[Begin Working data]
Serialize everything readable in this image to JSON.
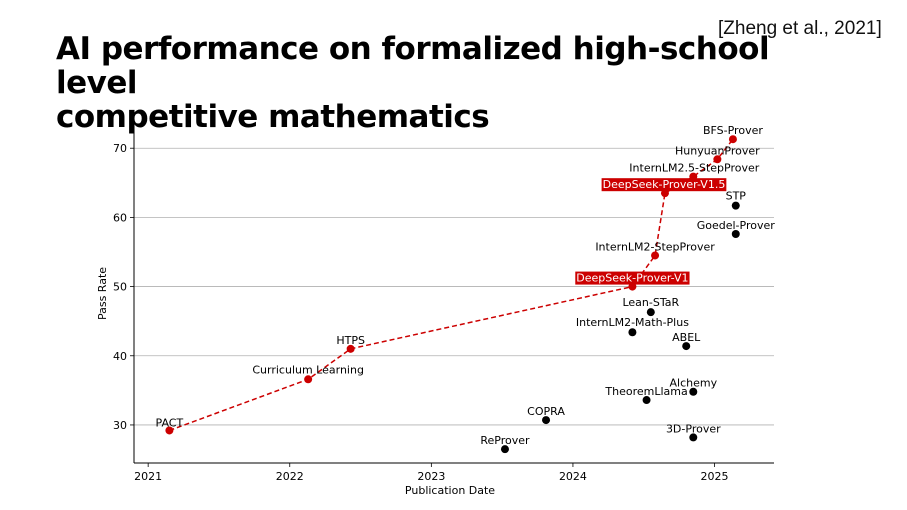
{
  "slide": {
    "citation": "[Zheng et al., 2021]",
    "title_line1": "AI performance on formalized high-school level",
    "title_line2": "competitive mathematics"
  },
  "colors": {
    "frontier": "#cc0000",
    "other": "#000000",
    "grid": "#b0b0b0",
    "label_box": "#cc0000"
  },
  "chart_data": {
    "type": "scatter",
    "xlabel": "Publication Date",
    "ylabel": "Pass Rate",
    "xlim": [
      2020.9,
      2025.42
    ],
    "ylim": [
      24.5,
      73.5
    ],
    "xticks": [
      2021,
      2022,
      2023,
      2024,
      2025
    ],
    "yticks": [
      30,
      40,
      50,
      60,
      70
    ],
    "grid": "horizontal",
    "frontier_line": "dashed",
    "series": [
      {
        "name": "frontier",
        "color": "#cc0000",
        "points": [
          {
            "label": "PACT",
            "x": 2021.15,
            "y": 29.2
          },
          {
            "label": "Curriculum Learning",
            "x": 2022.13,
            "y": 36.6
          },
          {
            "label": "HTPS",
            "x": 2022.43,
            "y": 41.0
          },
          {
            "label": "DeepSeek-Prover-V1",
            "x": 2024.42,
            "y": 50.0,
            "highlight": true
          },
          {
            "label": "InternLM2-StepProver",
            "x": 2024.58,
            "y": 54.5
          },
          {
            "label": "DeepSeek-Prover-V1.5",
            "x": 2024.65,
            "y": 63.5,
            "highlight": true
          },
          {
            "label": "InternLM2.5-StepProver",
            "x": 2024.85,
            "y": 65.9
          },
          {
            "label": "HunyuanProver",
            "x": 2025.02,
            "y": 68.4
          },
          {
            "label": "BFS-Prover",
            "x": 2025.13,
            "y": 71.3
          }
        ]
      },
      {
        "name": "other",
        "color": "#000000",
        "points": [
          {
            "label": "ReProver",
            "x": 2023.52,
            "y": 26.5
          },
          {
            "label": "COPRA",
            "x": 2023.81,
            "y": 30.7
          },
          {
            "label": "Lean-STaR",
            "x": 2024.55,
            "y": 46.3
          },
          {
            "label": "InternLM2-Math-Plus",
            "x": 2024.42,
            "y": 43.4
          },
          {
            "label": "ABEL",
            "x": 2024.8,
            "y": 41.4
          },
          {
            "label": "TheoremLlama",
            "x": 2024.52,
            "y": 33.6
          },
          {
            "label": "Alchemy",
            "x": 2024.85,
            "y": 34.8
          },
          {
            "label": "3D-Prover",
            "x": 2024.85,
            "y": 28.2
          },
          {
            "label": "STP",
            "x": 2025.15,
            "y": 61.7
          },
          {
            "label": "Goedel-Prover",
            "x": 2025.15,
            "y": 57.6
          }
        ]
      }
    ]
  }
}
[End Working data]
What you need to do: Using the records above, retype everything exactly except the pictures.

Result of this task:
Serialize everything readable in this image to JSON.
{
  "slide": {
    "citation": "[Zheng et al., 2021]",
    "title_line1": "AI performance on formalized high-school level",
    "title_line2": "competitive mathematics"
  },
  "colors": {
    "frontier": "#cc0000",
    "other": "#000000",
    "grid": "#b0b0b0",
    "label_box": "#cc0000"
  },
  "chart_data": {
    "type": "scatter",
    "xlabel": "Publication Date",
    "ylabel": "Pass Rate",
    "xlim": [
      2020.9,
      2025.42
    ],
    "ylim": [
      24.5,
      73.5
    ],
    "xticks": [
      2021,
      2022,
      2023,
      2024,
      2025
    ],
    "yticks": [
      30,
      40,
      50,
      60,
      70
    ],
    "grid": "horizontal",
    "frontier_line": "dashed",
    "series": [
      {
        "name": "frontier",
        "color": "#cc0000",
        "points": [
          {
            "label": "PACT",
            "x": 2021.15,
            "y": 29.2
          },
          {
            "label": "Curriculum Learning",
            "x": 2022.13,
            "y": 36.6
          },
          {
            "label": "HTPS",
            "x": 2022.43,
            "y": 41.0
          },
          {
            "label": "DeepSeek-Prover-V1",
            "x": 2024.42,
            "y": 50.0,
            "highlight": true
          },
          {
            "label": "InternLM2-StepProver",
            "x": 2024.58,
            "y": 54.5
          },
          {
            "label": "DeepSeek-Prover-V1.5",
            "x": 2024.65,
            "y": 63.5,
            "highlight": true
          },
          {
            "label": "InternLM2.5-StepProver",
            "x": 2024.85,
            "y": 65.9
          },
          {
            "label": "HunyuanProver",
            "x": 2025.02,
            "y": 68.4
          },
          {
            "label": "BFS-Prover",
            "x": 2025.13,
            "y": 71.3
          }
        ]
      },
      {
        "name": "other",
        "color": "#000000",
        "points": [
          {
            "label": "ReProver",
            "x": 2023.52,
            "y": 26.5
          },
          {
            "label": "COPRA",
            "x": 2023.81,
            "y": 30.7
          },
          {
            "label": "Lean-STaR",
            "x": 2024.55,
            "y": 46.3
          },
          {
            "label": "InternLM2-Math-Plus",
            "x": 2024.42,
            "y": 43.4
          },
          {
            "label": "ABEL",
            "x": 2024.8,
            "y": 41.4
          },
          {
            "label": "TheoremLlama",
            "x": 2024.52,
            "y": 33.6
          },
          {
            "label": "Alchemy",
            "x": 2024.85,
            "y": 34.8
          },
          {
            "label": "3D-Prover",
            "x": 2024.85,
            "y": 28.2
          },
          {
            "label": "STP",
            "x": 2025.15,
            "y": 61.7
          },
          {
            "label": "Goedel-Prover",
            "x": 2025.15,
            "y": 57.6
          }
        ]
      }
    ]
  }
}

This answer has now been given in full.